[SHORT PROBLEM]:
Beginning at the line with "Output the text content of this document.", output each line to the end of the listing below exactly, please.
===== DATA LISTING =====
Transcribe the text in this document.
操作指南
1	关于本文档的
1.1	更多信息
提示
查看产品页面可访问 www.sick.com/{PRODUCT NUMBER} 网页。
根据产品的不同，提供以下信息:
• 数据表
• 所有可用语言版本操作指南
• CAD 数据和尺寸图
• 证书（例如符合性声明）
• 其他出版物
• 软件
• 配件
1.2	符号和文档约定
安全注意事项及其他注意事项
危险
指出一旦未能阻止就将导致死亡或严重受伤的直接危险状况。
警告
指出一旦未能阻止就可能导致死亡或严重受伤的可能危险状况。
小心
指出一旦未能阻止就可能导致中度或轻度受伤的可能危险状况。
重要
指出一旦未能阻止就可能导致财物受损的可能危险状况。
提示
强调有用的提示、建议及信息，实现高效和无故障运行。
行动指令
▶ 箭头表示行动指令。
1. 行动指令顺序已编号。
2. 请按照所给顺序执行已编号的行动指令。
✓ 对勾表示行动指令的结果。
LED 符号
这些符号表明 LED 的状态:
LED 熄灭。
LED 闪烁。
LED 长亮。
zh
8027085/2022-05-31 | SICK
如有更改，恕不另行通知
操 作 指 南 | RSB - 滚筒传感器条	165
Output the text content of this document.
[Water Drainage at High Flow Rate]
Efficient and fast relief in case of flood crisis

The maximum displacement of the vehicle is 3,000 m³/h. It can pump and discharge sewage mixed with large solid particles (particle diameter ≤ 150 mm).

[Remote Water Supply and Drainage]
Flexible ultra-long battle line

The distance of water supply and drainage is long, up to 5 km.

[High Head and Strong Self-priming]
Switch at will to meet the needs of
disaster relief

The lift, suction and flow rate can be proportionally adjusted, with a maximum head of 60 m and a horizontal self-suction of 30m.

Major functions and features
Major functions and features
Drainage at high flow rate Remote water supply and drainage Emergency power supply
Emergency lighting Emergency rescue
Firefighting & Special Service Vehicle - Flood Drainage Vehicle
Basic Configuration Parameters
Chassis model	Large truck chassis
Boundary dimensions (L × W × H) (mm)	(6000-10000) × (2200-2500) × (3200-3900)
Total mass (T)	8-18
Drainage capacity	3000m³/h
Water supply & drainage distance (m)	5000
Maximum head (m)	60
=====
[ANSWER IN FULL]:
Output the text content of this document.
[Water Drainage at High Flow Rate]
Efficient and fast relief in case of flood crisis

The maximum displacement of the vehicle is 3,000 m³/h. It can pump and discharge sewage mixed with large solid particles (particle diameter ≤ 150 mm).

[Remote Water Supply and Drainage]
Flexible ultra-long battle line

The distance of water supply and drainage is long, up to 5 km.

[High Head and Strong Self-priming]
Switch at will to meet the needs of
disaster relief

The lift, suction and flow rate can be proportionally adjusted, with a maximum head of 60 m and a horizontal self-suction of 30m.

Major functions and features
Major functions and features
Drainage at high flow rate Remote water supply and drainage Emergency power supply
Emergency lighting Emergency rescue
Firefighting & Special Service Vehicle - Flood Drainage Vehicle
Basic Configuration Parameters
Chassis model	Large truck chassis
Boundary dimensions (L × W × H) (mm)	(6000-10000) × (2200-2500) × (3200-3900)
Total mass (T)	8-18
Drainage capacity	3000m³/h
Water supply & drainage distance (m)	5000
Maximum head (m)	60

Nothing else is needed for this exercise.